Task
Copy everything from the line containing "225, 125, 230]" down to the line containing "281, 137, 286]", substituting "grid-square" for "heatmap-cell" and leaving all else unchanged.

Material to process
>> start
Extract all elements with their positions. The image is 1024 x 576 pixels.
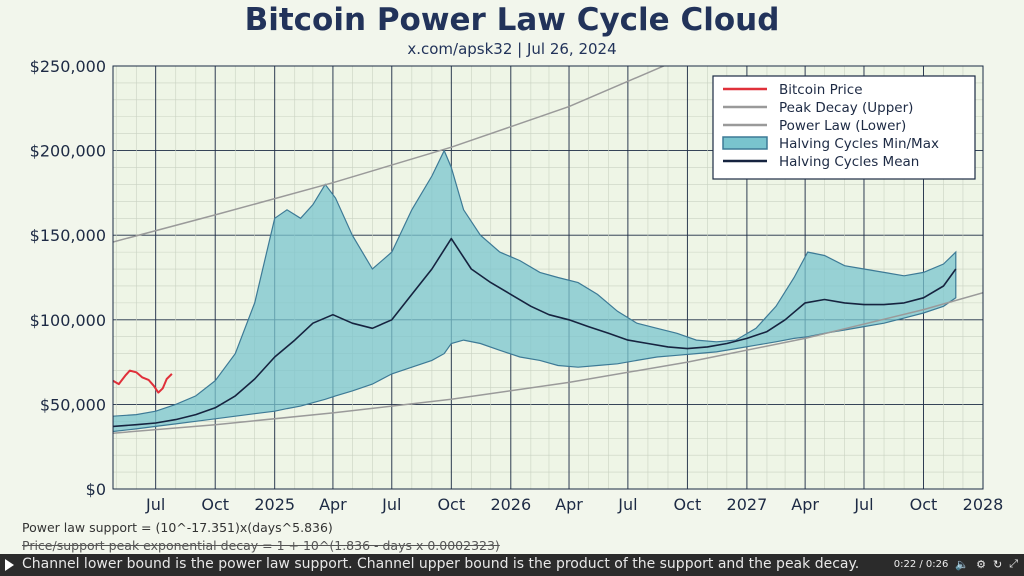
- time-readout: 0:22 / 0:26: [893, 558, 949, 570]
- x-tick-label: Jul: [853, 495, 873, 514]
- plot-frame: [112, 65, 984, 490]
- legend-label: Power Law (Lower): [779, 118, 906, 134]
- settings-icon[interactable]: ⚙: [976, 557, 986, 571]
- x-tick-label: Apr: [319, 495, 347, 514]
- x-tick-label: Jul: [145, 495, 165, 514]
- x-tick-label: Oct: [910, 495, 938, 514]
- peak-decay-upper-line: [113, 66, 666, 243]
- x-tick-label: 2028: [963, 495, 1004, 514]
- caption-text: Channel lower bound is the power law sup…: [22, 556, 860, 572]
- loop-icon[interactable]: ↻: [992, 557, 1003, 571]
- halving-cycles-min-max-area: [113, 149, 957, 433]
- chart-title: Bitcoin Power Law Cycle Cloud: [244, 2, 780, 38]
- y-tick-label: $250,000: [30, 57, 106, 76]
- y-tick-label: $150,000: [30, 226, 106, 245]
- legend: Bitcoin Price Peak Decay (Upper) Power Law…: [712, 75, 976, 180]
- legend-label: Halving Cycles Min/Max: [779, 136, 939, 152]
- y-tick-label: $50,000: [40, 395, 106, 414]
- series-lines: [113, 66, 983, 434]
- legend-label: Bitcoin Price: [779, 82, 863, 98]
- legend-label: Peak Decay (Upper): [779, 100, 913, 116]
- x-tick-label: Jul: [617, 495, 637, 514]
- volume-icon[interactable]: 🔈: [955, 557, 970, 571]
- y-tick-label: $100,000: [30, 311, 106, 330]
- video-controls: 0:22 / 0:26 🔈 ⚙ ↻ ⤢: [894, 557, 1018, 571]
- chart-canvas: $0 $50,000 $100,000 $150,000 $200,000 $250,00…: [30, 57, 1004, 514]
- bitcoin-price-line: [113, 369, 173, 394]
- x-tick-label: Oct: [437, 495, 465, 514]
- play-icon[interactable]: [5, 559, 14, 571]
- legend-label: Halving Cycles Mean: [779, 154, 919, 170]
- x-tick-label: 2027: [727, 495, 768, 514]
- axes: $0 $50,000 $100,000 $150,000 $200,000 $250,00…: [30, 57, 1004, 514]
- x-tick-label: Oct: [201, 495, 229, 514]
- x-tick-label: 2026: [490, 495, 531, 514]
- chart-subtitle: x.com/apsk32 | Jul 26, 2024: [407, 40, 617, 58]
- x-tick-label: Oct: [674, 495, 702, 514]
- legend-swatch: [722, 136, 768, 150]
- peak-decay-note: Price/support peak exponential decay = 1…: [22, 538, 500, 553]
- y-tick-label: $0: [86, 480, 106, 499]
- y-tick-label: $200,000: [30, 142, 106, 161]
- power-law-note: Power law support = (10^-17.351)x(days^5…: [22, 520, 333, 535]
- x-tick-label: Apr: [555, 495, 583, 514]
- x-tick-label: Jul: [381, 495, 401, 514]
- fullscreen-icon[interactable]: ⤢: [1009, 557, 1018, 570]
- x-tick-label: Apr: [791, 495, 819, 514]
- halving-cycles-band: [113, 149, 957, 433]
- video-caption-bar: Channel lower bound is the power law sup…: [0, 554, 1024, 576]
- halving-cycles-mean-line: [113, 237, 957, 428]
- power-law-lower-line: [113, 291, 983, 434]
- x-tick-label: 2025: [254, 495, 295, 514]
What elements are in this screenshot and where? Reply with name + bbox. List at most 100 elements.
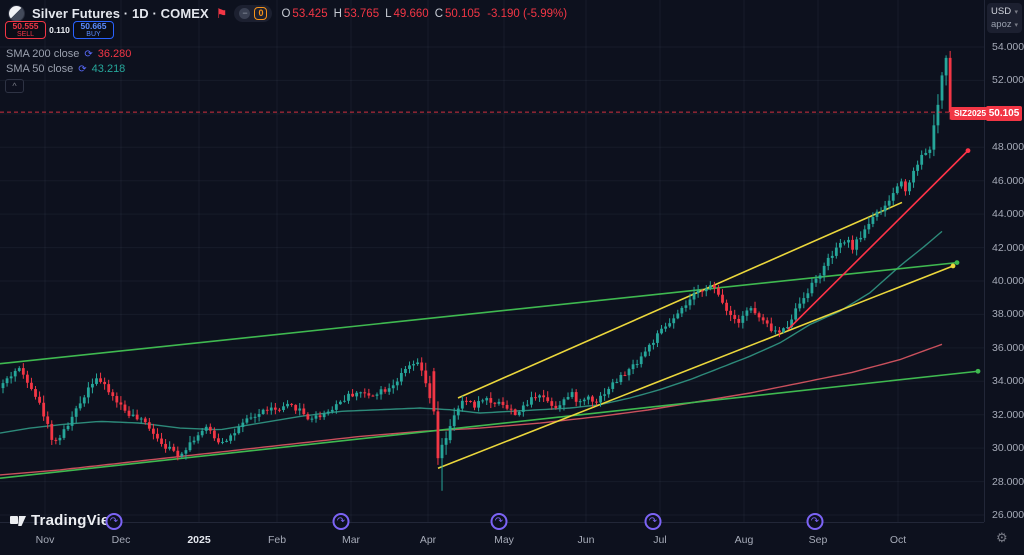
trendline-endpoint[interactable] bbox=[975, 368, 981, 374]
trendline-steep-red-trendline[interactable] bbox=[787, 150, 969, 331]
symbol-title[interactable]: Silver Futures · 1D · COMEX bbox=[32, 6, 209, 21]
candle-body bbox=[696, 290, 700, 294]
candle-body bbox=[420, 362, 424, 371]
flag-icon[interactable]: ⚑ bbox=[215, 6, 228, 21]
axis-unit-selector: USD ▾ apoz ▾ bbox=[987, 3, 1022, 33]
candle-body bbox=[940, 75, 944, 101]
gear-icon[interactable]: ⚙ bbox=[996, 530, 1008, 545]
spread-value: 0.110 bbox=[49, 25, 70, 35]
candle-body bbox=[62, 429, 66, 438]
candle-body bbox=[204, 426, 208, 431]
candle-body bbox=[794, 308, 798, 320]
candle-body bbox=[542, 395, 546, 398]
trendline-lower-yellow-channel[interactable] bbox=[437, 265, 954, 469]
tradingview-logo[interactable]: TradingView bbox=[10, 512, 121, 529]
candle-body bbox=[924, 152, 928, 155]
indicator-row-sma200[interactable]: SMA 200 close ⟳ 36.280 bbox=[6, 48, 131, 60]
price-axis-label: 34.000 bbox=[992, 375, 1024, 388]
candle-body bbox=[895, 186, 899, 194]
candle-body bbox=[607, 388, 611, 395]
candle-body bbox=[330, 409, 334, 412]
candle-body bbox=[814, 278, 818, 283]
price-axis-label: 30.000 bbox=[992, 442, 1024, 455]
candle-body bbox=[103, 381, 107, 385]
candle-body bbox=[298, 408, 302, 411]
candle-body bbox=[899, 181, 903, 187]
time-axis-label: May bbox=[494, 534, 514, 546]
candle-body bbox=[586, 396, 590, 400]
trendline-lower-green-support[interactable] bbox=[0, 370, 979, 480]
collapse-indicators-button[interactable]: ^ bbox=[5, 79, 24, 93]
candle-body bbox=[66, 425, 70, 430]
contract-rollover-marker[interactable]: ↷ bbox=[644, 513, 662, 530]
candle-body bbox=[34, 389, 37, 397]
candle-body bbox=[46, 416, 50, 424]
candle-body bbox=[790, 319, 794, 328]
low-label: L bbox=[385, 7, 392, 20]
candle-body bbox=[757, 313, 761, 318]
candle-body bbox=[412, 364, 415, 366]
price-axis[interactable]: 54.000 52.000 48.000 46.000 44.000 42.000 40.0… bbox=[984, 0, 1024, 522]
candle-body bbox=[692, 293, 696, 300]
candle-body bbox=[408, 365, 411, 369]
candle-body bbox=[196, 435, 200, 441]
indicator-row-sma50[interactable]: SMA 50 close ⟳ 43.218 bbox=[6, 63, 125, 75]
candle-body bbox=[838, 242, 842, 248]
candle-body bbox=[664, 326, 667, 329]
candle-body bbox=[578, 401, 582, 403]
candle-body bbox=[558, 405, 562, 409]
contract-rollover-marker[interactable]: ↷ bbox=[332, 513, 350, 530]
candle-body bbox=[379, 389, 383, 395]
trendline-upper-green-channel[interactable] bbox=[0, 261, 958, 365]
contract-rollover-marker[interactable]: ↷ bbox=[105, 513, 123, 530]
candle-body bbox=[314, 415, 318, 419]
candle-body bbox=[338, 401, 342, 405]
sma50-label: SMA 50 close bbox=[6, 63, 74, 75]
candle-body bbox=[684, 305, 688, 308]
candle-body bbox=[399, 372, 403, 382]
candle-body bbox=[188, 442, 192, 451]
contract-rollover-marker[interactable]: ↷ bbox=[490, 513, 508, 530]
sell-button[interactable]: 50.555 SELL bbox=[5, 21, 46, 39]
currency-dropdown[interactable]: USD ▾ bbox=[990, 5, 1019, 18]
trendline-endpoint[interactable] bbox=[950, 263, 956, 269]
candle-body bbox=[107, 384, 111, 393]
chevron-down-icon: ▾ bbox=[1014, 21, 1018, 29]
candle-body bbox=[111, 392, 115, 397]
candle-body bbox=[729, 310, 733, 316]
time-axis-label: 2025 bbox=[187, 534, 211, 546]
candle-body bbox=[676, 313, 680, 319]
candle-body bbox=[343, 400, 346, 402]
candle-body bbox=[302, 408, 306, 415]
candle-body bbox=[887, 200, 891, 206]
trade-buttons: 50.555 SELL 0.110 50.665 BUY bbox=[5, 21, 114, 39]
trendline-upper-yellow-channel[interactable] bbox=[457, 201, 903, 399]
candle-body bbox=[871, 216, 875, 224]
candle-body bbox=[818, 275, 822, 279]
time-axis[interactable]: Nov Dec 2025 Feb Mar Apr May Jun Jul Aug Sep Oct ↷ ↷ ↷… bbox=[0, 513, 984, 555]
trendline-endpoint[interactable] bbox=[965, 148, 971, 154]
candle-body bbox=[647, 344, 651, 352]
tradingview-logo-text: TradingView bbox=[31, 512, 122, 529]
candle-body bbox=[493, 402, 497, 404]
candle-body bbox=[200, 430, 204, 436]
contract-badge: SIZ2025 bbox=[950, 107, 991, 120]
candle-body bbox=[680, 307, 684, 314]
candle-body bbox=[513, 409, 517, 416]
candle-body bbox=[25, 374, 29, 383]
trendline-endpoint[interactable] bbox=[954, 260, 960, 266]
bar-counter-pill[interactable]: − 0 bbox=[234, 5, 273, 22]
candle-body bbox=[294, 404, 298, 411]
time-axis-label: Jul bbox=[653, 534, 667, 546]
buy-button[interactable]: 50.665 BUY bbox=[73, 21, 114, 39]
unit-dropdown[interactable]: apoz ▾ bbox=[990, 18, 1019, 31]
contract-rollover-marker[interactable]: ↷ bbox=[806, 513, 824, 530]
candle-body bbox=[920, 154, 924, 165]
candle-body bbox=[745, 310, 749, 316]
candle-body bbox=[147, 422, 151, 429]
buy-label: BUY bbox=[86, 31, 101, 39]
time-axis-label: Dec bbox=[111, 534, 131, 546]
candle-body bbox=[221, 441, 224, 443]
symbol-logo-icon bbox=[8, 5, 25, 22]
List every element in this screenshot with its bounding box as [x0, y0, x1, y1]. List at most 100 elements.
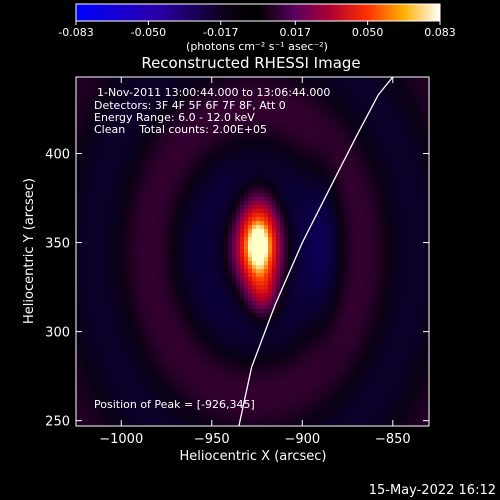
heatmap-cell	[120, 225, 125, 230]
heatmap-cell	[124, 221, 129, 226]
heatmap-cell	[180, 105, 185, 110]
heatmap-cell	[112, 177, 117, 182]
heatmap-cell	[224, 417, 229, 422]
heatmap-cell	[220, 137, 225, 142]
heatmap-cell	[84, 133, 89, 138]
heatmap-cell	[96, 201, 101, 206]
heatmap-cell	[172, 377, 177, 382]
heatmap-cell	[244, 205, 249, 210]
heatmap-cell	[128, 217, 133, 222]
heatmap-cell	[112, 225, 117, 230]
heatmap-cell	[88, 353, 93, 358]
heatmap-cell	[176, 357, 181, 362]
heatmap-cell	[140, 121, 145, 126]
heatmap-cell	[140, 129, 145, 134]
heatmap-cell	[228, 113, 233, 118]
heatmap-cell	[160, 365, 165, 370]
heatmap-cell	[128, 393, 133, 398]
heatmap-cell	[268, 133, 273, 138]
heatmap-cell	[256, 89, 261, 94]
heatmap-cell	[176, 413, 181, 418]
heatmap-cell	[236, 309, 241, 314]
heatmap-cell	[156, 89, 161, 94]
heatmap-cell	[276, 333, 281, 338]
heatmap-cell	[156, 233, 161, 238]
heatmap-cell	[132, 281, 137, 286]
heatmap-cell	[284, 177, 289, 182]
heatmap-cell	[160, 337, 165, 342]
heatmap-cell	[228, 365, 233, 370]
heatmap-cell	[216, 161, 221, 166]
heatmap-cell	[100, 201, 105, 206]
heatmap-cell	[132, 121, 137, 126]
heatmap-cell	[168, 153, 173, 158]
heatmap-cell	[216, 145, 221, 150]
heatmap-cell	[196, 85, 201, 90]
heatmap-cell	[148, 381, 153, 386]
heatmap-cell	[244, 377, 249, 382]
heatmap-cell	[260, 121, 265, 126]
heatmap-cell	[160, 145, 165, 150]
heatmap-cell	[272, 141, 277, 146]
heatmap-cell	[196, 141, 201, 146]
heatmap-cell	[256, 101, 261, 106]
heatmap-cell	[152, 201, 157, 206]
heatmap-cell	[84, 185, 89, 190]
heatmap-cell	[296, 233, 301, 238]
heatmap-cell	[152, 309, 157, 314]
heatmap-cell	[128, 401, 133, 406]
heatmap-cell	[96, 105, 101, 110]
heatmap-cell	[268, 397, 273, 402]
heatmap-cell	[140, 173, 145, 178]
heatmap-cell	[184, 349, 189, 354]
heatmap-cell	[128, 213, 133, 218]
heatmap-cell	[184, 209, 189, 214]
heatmap-cell	[204, 405, 209, 410]
heatmap-cell	[260, 397, 265, 402]
heatmap-cell	[224, 245, 229, 250]
heatmap-cell	[152, 241, 157, 246]
heatmap-cell	[168, 289, 173, 294]
heatmap-cell	[280, 269, 285, 274]
heatmap-cell	[244, 417, 249, 422]
heatmap-cell	[240, 197, 245, 202]
heatmap-cell	[76, 385, 81, 390]
heatmap-cell	[112, 357, 117, 362]
heatmap-cell	[88, 125, 93, 130]
heatmap-cell	[300, 161, 305, 166]
heatmap-cell	[108, 117, 113, 122]
heatmap-cell	[288, 253, 293, 258]
heatmap-cell	[104, 157, 109, 162]
heatmap-cell	[276, 373, 281, 378]
heatmap-cell	[80, 177, 85, 182]
heatmap-cell	[220, 81, 225, 86]
heatmap-cell	[96, 225, 101, 230]
heatmap-cell	[256, 341, 261, 346]
heatmap-cell	[116, 313, 121, 318]
heatmap-cell	[264, 129, 269, 134]
heatmap-cell	[204, 117, 209, 122]
heatmap-cell	[104, 417, 109, 422]
heatmap-cell	[88, 225, 93, 230]
heatmap-cell	[152, 121, 157, 126]
heatmap-cell	[124, 213, 129, 218]
heatmap-cell	[168, 377, 173, 382]
heatmap-cell	[164, 197, 169, 202]
heatmap-cell	[232, 85, 237, 90]
heatmap-cell	[280, 413, 285, 418]
heatmap-cell	[176, 101, 181, 106]
heatmap-cell	[240, 109, 245, 114]
heatmap-cell	[180, 337, 185, 342]
heatmap-cell	[204, 421, 209, 426]
heatmap-cell	[112, 161, 117, 166]
heatmap-cell	[252, 317, 257, 322]
heatmap-cell	[256, 173, 261, 178]
heatmap-cell	[288, 165, 293, 170]
heatmap-cell	[152, 405, 157, 410]
heatmap-cell	[160, 341, 165, 346]
heatmap-cell	[296, 409, 301, 414]
heatmap-cell	[216, 97, 221, 102]
heatmap-cell	[280, 209, 285, 214]
heatmap-cell	[100, 261, 105, 266]
heatmap-cell	[168, 393, 173, 398]
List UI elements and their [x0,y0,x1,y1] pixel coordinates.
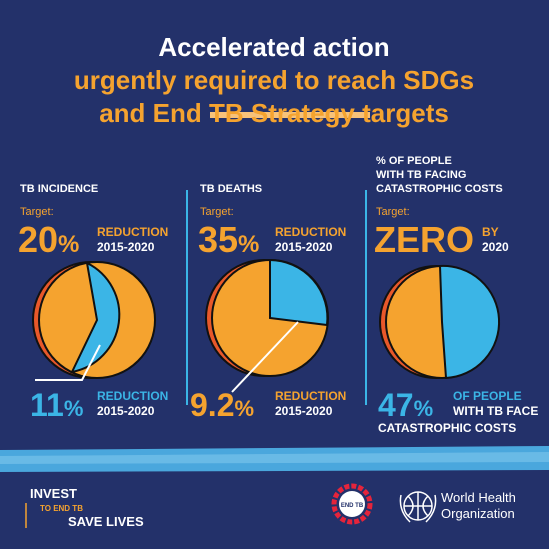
result-period: 2015-2020 [97,404,155,418]
target-value: ZERO [374,219,474,260]
sdg-center [339,491,365,517]
panel: TB INCIDENCE Target: 20% REDUCTION 2015-… [18,183,168,423]
sdg-logo: END TB [331,483,373,525]
sdg-text: END TB [341,503,364,509]
title-part: End TB Strategy [153,98,356,128]
number: 11 [30,387,64,423]
number: 35 [198,219,238,260]
result-value: 47% [378,387,433,423]
result-period: 2015-2020 [275,404,333,418]
target-text: BY [482,225,499,239]
target-label: Target: [200,206,234,218]
band-highlight [0,452,549,464]
pie-slice [269,258,329,327]
pie-slice [438,264,501,380]
unit: % [414,396,434,421]
underline [210,112,370,118]
target-label: Target: [376,206,410,218]
slogan: TO END TB [40,504,83,513]
number: 47 [378,387,414,423]
unit: % [58,231,79,258]
heading: CATASTROPHIC COSTS [376,183,503,195]
target-value: 35% [198,219,259,260]
result-text: WITH TB FACE [453,404,538,418]
pointer [231,321,299,393]
heading: WITH TB FACING [376,169,466,181]
target-label: Target: [20,206,54,218]
slogan: SAVE LIVES [68,514,144,529]
slogan: INVEST [30,486,77,501]
who-grid [404,492,432,520]
number: 9.2 [190,387,234,423]
unit: % [238,231,259,258]
title-part: and [99,98,152,128]
who-name: World Health [441,490,516,505]
heading: % OF PEOPLE [376,155,452,167]
heading: TB DEATHS [200,183,262,195]
target-period: 2015-2020 [97,240,155,254]
number: 20 [18,219,58,260]
panel: TB DEATHS Target: 35% REDUCTION 2015-202… [190,183,346,423]
who-name: Organization [441,506,515,521]
title-line: and End TB Strategy targets [99,98,449,128]
who-logo [399,491,437,523]
target-text: REDUCTION [97,225,168,239]
result-value: 9.2% [190,387,254,423]
unit: % [234,396,254,421]
result-text: REDUCTION [97,389,168,403]
unit: % [64,396,84,421]
pointer [35,344,101,381]
result-text: OF PEOPLE [453,389,522,403]
target-period: 2015-2020 [275,240,333,254]
pie-slice [70,261,121,374]
target-period: 2020 [482,240,509,254]
target-value: 20% [18,219,79,260]
heading: TB INCIDENCE [20,183,98,195]
panel: % OF PEOPLE WITH TB FACING CATASTROPHIC … [374,155,538,435]
who-laurel [399,494,437,523]
title-part: targets [355,98,449,128]
sdg-wheel [331,483,373,525]
result-text: CATASTROPHIC COSTS [378,421,516,435]
title-line: urgently required to reach SDGs [74,65,474,95]
title-line: Accelerated action [158,32,389,62]
result-text: REDUCTION [275,389,346,403]
target-text: REDUCTION [275,225,346,239]
result-value: 11% [30,387,83,423]
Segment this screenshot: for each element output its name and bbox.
>> end
Output
grid-square	[120, 225, 125, 230]
grid-square	[124, 221, 129, 226]
grid-square	[180, 105, 185, 110]
grid-square	[112, 177, 117, 182]
grid-square	[224, 417, 229, 422]
grid-square	[220, 137, 225, 142]
grid-square	[84, 133, 89, 138]
grid-square	[96, 201, 101, 206]
grid-square	[172, 377, 177, 382]
grid-square	[244, 205, 249, 210]
grid-square	[128, 217, 133, 222]
grid-square	[112, 225, 117, 230]
grid-square	[88, 353, 93, 358]
grid-square	[176, 357, 181, 362]
grid-square	[140, 121, 145, 126]
grid-square	[140, 129, 145, 134]
grid-square	[228, 113, 233, 118]
grid-square	[160, 365, 165, 370]
grid-square	[128, 393, 133, 398]
grid-square	[268, 133, 273, 138]
grid-square	[256, 89, 261, 94]
grid-square	[176, 413, 181, 418]
grid-square	[236, 309, 241, 314]
grid-square	[156, 89, 161, 94]
grid-square	[276, 333, 281, 338]
grid-square	[156, 233, 161, 238]
grid-square	[132, 281, 137, 286]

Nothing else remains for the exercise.